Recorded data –
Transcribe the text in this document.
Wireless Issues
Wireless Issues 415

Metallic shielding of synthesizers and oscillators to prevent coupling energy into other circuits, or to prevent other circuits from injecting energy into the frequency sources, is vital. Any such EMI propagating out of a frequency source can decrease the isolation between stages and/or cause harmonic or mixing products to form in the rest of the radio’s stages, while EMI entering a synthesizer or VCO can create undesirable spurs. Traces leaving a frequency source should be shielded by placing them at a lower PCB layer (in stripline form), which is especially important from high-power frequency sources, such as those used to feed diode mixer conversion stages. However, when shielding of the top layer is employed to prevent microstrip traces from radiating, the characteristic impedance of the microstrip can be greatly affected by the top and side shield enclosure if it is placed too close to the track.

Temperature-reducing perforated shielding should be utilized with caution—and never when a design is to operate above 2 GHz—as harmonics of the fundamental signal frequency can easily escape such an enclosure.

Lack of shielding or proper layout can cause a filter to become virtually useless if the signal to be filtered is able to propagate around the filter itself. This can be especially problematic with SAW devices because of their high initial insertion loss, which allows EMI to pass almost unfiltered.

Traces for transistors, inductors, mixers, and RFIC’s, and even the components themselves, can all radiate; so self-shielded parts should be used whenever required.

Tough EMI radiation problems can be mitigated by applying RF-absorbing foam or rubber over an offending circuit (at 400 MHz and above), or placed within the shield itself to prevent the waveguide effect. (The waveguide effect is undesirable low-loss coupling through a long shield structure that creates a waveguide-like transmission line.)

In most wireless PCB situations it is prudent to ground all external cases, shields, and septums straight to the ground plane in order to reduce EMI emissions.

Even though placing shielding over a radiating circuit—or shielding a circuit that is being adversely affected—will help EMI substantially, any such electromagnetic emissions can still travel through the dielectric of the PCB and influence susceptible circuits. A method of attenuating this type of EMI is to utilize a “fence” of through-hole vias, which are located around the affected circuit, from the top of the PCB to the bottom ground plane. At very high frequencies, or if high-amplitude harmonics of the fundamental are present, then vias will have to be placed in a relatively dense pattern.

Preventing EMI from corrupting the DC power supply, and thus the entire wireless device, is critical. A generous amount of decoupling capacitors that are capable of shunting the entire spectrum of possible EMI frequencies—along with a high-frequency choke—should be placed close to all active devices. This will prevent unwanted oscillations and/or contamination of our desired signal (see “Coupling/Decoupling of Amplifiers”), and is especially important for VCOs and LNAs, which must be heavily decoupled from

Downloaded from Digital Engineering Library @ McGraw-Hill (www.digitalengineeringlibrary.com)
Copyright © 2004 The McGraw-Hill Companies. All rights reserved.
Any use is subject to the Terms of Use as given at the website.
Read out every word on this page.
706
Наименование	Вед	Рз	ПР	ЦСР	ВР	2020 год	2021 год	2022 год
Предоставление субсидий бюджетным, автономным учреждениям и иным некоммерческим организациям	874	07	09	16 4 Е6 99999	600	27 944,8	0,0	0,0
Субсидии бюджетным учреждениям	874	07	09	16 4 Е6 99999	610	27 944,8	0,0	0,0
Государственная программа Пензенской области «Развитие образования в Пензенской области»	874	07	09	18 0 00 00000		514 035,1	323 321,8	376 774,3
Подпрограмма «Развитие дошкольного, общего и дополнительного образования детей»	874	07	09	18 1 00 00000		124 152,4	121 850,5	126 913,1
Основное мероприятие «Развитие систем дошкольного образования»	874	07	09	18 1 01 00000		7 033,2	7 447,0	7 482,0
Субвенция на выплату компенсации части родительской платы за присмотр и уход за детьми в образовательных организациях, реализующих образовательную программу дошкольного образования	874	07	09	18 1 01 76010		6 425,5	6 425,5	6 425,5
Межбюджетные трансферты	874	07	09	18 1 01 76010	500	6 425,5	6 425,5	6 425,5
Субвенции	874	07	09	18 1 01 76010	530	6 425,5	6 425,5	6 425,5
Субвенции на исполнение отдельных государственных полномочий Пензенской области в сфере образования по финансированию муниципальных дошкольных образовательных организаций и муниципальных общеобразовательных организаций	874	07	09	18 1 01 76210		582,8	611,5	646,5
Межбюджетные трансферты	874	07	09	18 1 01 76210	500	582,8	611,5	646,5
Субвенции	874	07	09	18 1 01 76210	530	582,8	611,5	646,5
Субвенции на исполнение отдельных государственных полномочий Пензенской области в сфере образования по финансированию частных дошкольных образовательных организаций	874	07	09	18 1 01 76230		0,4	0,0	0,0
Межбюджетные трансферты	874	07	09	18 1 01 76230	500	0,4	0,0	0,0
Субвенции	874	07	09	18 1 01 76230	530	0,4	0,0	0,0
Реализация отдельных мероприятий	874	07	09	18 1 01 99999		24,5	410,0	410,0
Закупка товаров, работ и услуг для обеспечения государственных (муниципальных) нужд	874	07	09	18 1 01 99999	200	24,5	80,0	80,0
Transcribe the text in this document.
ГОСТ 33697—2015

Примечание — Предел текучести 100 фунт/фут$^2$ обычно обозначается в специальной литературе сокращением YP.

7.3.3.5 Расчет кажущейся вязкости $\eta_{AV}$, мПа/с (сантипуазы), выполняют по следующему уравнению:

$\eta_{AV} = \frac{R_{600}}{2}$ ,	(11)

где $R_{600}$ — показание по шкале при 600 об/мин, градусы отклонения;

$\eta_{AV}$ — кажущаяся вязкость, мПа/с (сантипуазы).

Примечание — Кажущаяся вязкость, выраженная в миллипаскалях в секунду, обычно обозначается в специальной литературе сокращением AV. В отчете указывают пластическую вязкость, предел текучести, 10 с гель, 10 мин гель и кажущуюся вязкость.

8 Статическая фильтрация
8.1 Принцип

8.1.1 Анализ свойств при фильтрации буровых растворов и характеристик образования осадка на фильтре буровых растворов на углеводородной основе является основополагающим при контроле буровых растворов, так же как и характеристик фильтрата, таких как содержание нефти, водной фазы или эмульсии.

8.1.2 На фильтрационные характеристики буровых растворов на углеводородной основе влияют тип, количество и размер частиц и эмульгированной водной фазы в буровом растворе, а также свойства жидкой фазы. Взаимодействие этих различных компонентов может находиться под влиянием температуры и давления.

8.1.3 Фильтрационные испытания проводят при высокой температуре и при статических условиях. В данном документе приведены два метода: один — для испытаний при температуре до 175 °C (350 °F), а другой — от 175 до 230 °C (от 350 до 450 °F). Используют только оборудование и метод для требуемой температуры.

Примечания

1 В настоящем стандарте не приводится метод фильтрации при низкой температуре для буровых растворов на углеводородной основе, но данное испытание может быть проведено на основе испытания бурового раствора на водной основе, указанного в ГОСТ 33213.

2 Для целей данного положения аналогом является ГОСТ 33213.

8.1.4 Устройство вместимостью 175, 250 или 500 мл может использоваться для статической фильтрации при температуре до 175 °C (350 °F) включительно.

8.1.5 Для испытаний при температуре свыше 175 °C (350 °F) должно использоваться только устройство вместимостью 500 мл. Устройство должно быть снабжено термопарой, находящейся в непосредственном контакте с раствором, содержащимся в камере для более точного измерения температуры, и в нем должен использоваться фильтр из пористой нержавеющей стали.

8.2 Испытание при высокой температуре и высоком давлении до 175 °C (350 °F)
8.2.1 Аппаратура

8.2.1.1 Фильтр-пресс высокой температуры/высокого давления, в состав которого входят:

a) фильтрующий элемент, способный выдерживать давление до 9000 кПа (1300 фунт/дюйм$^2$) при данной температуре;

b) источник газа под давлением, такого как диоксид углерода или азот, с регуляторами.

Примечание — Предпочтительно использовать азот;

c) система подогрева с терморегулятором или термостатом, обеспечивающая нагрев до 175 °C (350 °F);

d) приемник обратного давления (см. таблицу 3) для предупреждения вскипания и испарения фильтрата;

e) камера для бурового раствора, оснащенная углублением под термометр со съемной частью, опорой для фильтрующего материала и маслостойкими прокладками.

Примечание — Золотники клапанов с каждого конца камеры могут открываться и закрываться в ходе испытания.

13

PROMPT – Copy each line of the records above that carries the word "углеводородной".

OUTPUT –
8.1.1 Анализ свойств при фильтрации буровых растворов и характеристик образования осадка на фильтре буровых растворов на углеводородной основе является основополагающим при контроле буровых растворов, так же как и характеристик фильтрата, таких как содержание нефти, водной фазы или эмульсии.
8.1.2 На фильтрационные характеристики буровых растворов на углеводородной основе влияют тип, количество и размер частиц и эмульгированной водной фазы в буровом растворе, а также свойства жидкой фазы. Взаимодействие этих различных компонентов может находиться под влиянием температуры и давления.
1 В настоящем стандарте не приводится метод фильтрации при низкой температуре для буровых растворов на углеводородной основе, но данное испытание может быть проведено на основе испытания бурового раствора на водной основе, указанного в ГОСТ 33213.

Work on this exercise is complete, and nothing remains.